## GIVEN INSTRUCTION
Scan the data for "pine" and copy the lines it appears in.

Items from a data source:
# # # # #

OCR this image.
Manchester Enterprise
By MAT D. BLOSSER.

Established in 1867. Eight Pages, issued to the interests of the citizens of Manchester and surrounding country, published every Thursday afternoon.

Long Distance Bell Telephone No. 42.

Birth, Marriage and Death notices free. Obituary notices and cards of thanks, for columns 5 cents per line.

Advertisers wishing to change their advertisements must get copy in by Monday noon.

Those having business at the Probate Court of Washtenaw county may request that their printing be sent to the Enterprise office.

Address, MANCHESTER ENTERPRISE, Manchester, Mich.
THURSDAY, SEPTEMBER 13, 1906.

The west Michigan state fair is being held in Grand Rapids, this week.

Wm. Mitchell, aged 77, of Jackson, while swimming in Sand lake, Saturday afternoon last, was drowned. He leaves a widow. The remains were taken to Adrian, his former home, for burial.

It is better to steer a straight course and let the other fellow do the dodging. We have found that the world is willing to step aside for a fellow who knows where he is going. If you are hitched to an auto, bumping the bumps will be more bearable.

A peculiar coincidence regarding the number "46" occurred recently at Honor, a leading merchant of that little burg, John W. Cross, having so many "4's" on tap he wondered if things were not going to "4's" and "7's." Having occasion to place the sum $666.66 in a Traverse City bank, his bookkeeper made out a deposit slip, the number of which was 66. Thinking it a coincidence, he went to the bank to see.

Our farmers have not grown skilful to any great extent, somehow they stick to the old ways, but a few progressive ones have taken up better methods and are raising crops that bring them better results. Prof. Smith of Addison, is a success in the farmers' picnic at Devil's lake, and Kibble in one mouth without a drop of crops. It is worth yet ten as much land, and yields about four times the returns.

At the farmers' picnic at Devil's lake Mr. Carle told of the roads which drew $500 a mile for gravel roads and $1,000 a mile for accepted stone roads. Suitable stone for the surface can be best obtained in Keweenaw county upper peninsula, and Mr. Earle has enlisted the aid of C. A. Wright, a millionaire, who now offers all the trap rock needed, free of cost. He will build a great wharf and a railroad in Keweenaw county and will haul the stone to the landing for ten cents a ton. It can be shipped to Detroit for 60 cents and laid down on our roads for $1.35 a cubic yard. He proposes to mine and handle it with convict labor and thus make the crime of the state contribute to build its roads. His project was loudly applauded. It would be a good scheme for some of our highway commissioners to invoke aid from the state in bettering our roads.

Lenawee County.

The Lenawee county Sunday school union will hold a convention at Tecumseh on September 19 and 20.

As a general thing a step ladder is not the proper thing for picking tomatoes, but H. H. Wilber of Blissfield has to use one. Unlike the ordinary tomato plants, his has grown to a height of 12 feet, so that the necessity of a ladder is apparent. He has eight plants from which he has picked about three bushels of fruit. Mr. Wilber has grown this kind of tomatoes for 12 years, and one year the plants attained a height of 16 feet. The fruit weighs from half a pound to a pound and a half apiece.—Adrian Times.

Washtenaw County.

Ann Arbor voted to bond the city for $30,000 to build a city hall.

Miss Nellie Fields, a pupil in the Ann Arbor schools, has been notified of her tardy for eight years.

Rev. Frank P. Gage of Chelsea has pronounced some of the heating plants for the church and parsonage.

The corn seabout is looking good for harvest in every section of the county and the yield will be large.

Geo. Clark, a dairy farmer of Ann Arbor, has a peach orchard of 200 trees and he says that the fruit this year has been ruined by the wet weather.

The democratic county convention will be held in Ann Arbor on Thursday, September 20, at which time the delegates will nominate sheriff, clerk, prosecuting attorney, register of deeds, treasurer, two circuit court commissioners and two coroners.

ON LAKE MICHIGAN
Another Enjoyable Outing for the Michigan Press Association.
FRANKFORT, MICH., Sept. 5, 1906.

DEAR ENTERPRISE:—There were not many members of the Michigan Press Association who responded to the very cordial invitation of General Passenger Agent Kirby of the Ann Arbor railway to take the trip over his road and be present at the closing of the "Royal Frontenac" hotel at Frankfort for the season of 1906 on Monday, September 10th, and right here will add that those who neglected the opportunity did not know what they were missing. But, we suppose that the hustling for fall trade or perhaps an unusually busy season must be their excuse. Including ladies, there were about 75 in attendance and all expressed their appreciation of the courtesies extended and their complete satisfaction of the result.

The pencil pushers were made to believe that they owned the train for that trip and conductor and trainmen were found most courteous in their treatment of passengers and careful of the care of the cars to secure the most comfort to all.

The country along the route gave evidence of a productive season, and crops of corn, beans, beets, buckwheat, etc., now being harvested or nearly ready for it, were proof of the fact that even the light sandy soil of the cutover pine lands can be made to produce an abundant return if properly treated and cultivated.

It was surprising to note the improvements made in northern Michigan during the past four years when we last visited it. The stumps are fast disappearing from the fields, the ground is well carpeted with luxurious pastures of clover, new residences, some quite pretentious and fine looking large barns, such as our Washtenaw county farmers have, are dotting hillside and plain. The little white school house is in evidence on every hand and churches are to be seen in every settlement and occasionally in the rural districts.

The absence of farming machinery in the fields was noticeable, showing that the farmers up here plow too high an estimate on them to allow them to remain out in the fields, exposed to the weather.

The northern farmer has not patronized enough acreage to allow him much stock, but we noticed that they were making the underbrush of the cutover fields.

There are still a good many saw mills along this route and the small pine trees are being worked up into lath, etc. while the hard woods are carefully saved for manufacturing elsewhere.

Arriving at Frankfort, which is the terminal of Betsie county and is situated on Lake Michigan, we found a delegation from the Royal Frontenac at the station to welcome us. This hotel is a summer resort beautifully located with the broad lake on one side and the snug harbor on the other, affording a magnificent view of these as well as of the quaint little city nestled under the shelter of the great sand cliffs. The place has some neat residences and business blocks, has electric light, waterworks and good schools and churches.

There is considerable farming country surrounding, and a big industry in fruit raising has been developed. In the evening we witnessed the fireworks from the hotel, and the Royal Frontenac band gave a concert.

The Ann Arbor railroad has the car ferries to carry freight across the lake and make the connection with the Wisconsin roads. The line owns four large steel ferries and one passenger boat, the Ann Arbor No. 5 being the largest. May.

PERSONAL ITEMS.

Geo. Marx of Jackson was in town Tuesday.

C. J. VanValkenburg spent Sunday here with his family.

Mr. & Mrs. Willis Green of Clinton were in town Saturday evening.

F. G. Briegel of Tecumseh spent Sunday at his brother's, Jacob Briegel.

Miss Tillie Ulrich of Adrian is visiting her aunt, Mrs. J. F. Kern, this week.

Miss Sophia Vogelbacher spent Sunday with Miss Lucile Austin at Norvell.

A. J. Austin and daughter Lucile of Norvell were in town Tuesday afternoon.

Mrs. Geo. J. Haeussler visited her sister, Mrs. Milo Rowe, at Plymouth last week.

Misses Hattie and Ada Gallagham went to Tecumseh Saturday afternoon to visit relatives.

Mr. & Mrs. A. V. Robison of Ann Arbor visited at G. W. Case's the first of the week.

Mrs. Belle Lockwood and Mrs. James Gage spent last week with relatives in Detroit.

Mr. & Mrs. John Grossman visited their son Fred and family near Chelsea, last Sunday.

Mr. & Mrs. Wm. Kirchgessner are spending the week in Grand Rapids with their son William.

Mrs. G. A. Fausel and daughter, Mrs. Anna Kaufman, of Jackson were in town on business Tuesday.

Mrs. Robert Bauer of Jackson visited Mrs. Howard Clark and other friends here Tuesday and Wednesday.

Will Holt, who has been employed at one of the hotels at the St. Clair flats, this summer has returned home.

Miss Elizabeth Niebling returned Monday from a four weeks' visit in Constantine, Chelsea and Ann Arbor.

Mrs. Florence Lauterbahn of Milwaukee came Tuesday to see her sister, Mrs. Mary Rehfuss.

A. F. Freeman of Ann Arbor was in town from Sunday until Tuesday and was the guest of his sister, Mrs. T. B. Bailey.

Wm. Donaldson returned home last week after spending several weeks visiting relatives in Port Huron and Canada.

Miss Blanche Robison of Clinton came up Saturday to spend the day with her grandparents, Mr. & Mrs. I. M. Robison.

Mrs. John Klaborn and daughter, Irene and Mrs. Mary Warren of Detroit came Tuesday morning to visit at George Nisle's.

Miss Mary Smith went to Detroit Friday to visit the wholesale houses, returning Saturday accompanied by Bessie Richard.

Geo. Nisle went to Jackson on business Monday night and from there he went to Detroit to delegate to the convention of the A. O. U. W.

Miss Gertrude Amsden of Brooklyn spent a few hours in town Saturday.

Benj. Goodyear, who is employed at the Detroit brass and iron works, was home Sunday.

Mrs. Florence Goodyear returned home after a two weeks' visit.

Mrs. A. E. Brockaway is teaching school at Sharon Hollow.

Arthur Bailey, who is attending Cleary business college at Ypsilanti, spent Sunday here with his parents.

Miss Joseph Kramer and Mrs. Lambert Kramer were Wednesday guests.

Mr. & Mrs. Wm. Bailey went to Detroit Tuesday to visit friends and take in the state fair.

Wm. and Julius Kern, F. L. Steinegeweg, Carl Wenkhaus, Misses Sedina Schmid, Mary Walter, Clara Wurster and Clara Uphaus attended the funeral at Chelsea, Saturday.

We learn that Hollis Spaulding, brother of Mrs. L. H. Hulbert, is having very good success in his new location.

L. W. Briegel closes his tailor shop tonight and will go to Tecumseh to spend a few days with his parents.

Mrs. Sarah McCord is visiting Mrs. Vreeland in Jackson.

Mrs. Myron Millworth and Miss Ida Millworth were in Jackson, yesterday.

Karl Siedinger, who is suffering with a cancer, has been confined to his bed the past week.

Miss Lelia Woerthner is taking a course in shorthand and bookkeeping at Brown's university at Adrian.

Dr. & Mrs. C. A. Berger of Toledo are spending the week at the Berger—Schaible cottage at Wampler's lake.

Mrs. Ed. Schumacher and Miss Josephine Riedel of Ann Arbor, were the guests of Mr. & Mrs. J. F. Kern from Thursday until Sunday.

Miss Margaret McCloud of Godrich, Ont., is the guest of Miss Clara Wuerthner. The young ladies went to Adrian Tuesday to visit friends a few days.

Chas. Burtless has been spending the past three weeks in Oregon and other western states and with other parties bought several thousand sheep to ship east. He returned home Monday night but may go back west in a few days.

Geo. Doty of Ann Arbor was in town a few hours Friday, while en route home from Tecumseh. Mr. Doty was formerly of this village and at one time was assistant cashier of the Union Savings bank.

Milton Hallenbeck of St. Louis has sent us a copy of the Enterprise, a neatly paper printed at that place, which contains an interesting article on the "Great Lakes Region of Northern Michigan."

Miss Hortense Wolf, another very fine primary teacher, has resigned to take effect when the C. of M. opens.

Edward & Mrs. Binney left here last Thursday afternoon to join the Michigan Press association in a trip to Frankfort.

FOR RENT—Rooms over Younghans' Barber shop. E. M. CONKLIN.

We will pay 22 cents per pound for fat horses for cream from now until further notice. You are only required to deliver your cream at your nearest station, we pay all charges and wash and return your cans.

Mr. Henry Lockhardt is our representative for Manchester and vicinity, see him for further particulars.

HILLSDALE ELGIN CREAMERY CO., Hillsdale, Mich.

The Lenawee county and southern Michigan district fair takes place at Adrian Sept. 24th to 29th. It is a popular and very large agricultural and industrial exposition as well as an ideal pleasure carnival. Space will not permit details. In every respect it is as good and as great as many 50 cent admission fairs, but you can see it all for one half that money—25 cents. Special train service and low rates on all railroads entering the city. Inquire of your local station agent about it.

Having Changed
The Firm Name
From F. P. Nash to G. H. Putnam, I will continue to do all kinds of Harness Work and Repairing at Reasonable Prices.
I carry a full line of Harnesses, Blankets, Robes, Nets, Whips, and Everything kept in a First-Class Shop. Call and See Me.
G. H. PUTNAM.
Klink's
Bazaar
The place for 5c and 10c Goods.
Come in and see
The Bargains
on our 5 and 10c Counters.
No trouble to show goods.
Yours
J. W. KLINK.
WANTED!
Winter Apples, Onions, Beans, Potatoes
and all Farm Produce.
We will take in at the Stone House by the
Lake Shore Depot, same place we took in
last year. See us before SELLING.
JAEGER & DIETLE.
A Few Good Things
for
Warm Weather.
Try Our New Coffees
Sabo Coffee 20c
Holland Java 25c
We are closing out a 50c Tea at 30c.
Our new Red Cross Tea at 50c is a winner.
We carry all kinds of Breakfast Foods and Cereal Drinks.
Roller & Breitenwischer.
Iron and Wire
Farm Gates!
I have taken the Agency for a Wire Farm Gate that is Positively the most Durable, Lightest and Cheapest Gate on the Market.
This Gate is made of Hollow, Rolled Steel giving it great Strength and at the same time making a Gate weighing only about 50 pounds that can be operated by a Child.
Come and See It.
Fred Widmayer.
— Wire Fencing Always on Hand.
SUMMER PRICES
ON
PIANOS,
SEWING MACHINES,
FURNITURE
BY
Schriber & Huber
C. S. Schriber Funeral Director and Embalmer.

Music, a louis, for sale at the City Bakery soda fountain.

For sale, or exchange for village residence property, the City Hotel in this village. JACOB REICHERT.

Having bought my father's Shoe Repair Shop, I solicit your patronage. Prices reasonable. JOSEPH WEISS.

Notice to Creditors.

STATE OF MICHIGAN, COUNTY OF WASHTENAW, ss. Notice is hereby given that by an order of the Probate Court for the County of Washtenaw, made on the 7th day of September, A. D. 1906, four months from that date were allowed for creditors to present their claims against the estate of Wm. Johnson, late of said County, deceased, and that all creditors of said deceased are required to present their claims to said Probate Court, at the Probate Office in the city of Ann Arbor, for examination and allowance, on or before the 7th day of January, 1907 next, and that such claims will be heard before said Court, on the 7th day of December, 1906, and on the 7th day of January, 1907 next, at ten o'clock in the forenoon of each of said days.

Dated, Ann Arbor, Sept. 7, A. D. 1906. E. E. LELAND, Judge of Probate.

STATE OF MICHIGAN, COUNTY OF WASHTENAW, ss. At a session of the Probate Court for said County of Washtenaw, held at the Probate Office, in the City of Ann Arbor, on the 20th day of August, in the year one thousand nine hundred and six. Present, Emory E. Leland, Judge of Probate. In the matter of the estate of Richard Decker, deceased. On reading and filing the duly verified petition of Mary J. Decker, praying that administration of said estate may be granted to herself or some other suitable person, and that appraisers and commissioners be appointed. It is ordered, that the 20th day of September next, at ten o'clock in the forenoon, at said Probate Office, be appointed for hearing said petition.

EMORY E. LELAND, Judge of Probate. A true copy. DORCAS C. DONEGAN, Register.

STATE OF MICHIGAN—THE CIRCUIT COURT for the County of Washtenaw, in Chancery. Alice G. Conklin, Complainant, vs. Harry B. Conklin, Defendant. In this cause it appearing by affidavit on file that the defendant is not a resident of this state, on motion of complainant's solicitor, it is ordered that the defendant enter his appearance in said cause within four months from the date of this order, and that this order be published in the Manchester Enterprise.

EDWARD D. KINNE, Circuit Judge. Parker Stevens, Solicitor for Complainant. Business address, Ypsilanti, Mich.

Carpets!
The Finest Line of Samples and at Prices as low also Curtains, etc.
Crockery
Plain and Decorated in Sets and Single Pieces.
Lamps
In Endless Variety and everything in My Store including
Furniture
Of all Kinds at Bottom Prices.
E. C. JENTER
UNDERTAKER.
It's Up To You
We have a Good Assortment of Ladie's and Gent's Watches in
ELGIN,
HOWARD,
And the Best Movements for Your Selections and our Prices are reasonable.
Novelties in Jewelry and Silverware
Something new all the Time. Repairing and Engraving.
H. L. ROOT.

# # # # #

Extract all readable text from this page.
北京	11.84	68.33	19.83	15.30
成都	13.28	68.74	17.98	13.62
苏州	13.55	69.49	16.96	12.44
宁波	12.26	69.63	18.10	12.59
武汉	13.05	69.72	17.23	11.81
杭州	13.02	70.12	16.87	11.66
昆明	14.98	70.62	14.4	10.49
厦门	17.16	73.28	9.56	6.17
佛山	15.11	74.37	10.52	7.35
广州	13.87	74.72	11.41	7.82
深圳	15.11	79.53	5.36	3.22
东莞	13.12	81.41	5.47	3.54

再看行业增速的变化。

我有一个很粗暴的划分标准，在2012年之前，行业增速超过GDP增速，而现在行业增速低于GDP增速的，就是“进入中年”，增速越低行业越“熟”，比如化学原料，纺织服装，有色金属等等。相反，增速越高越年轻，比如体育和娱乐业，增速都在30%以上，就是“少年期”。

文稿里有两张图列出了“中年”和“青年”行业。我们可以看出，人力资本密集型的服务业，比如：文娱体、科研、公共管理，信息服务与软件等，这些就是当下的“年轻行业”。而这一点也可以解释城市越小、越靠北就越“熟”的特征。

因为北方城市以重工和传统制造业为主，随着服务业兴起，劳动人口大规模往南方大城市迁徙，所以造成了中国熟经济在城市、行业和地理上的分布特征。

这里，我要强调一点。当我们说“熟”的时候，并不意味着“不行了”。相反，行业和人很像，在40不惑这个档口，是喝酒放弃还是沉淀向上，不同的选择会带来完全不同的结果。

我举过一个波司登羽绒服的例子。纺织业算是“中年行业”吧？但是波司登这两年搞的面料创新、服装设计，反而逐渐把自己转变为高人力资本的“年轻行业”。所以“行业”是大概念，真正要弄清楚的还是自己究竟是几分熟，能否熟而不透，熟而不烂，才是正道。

# # # # #

## RESULT
The country along the route gave evidence of a productive season, and crops of corn, beans, beets, buckwheat, etc., now being harvested or nearly ready for it, were proof of the fact that even the light sandy soil of the cutover pine lands can be made to produce an abundant return if properly treated and cultivated.
There are still a good many saw mills along this route and the small pine trees are being worked up into lath, etc. while the hard woods are carefully saved for manufacturing elsewhere.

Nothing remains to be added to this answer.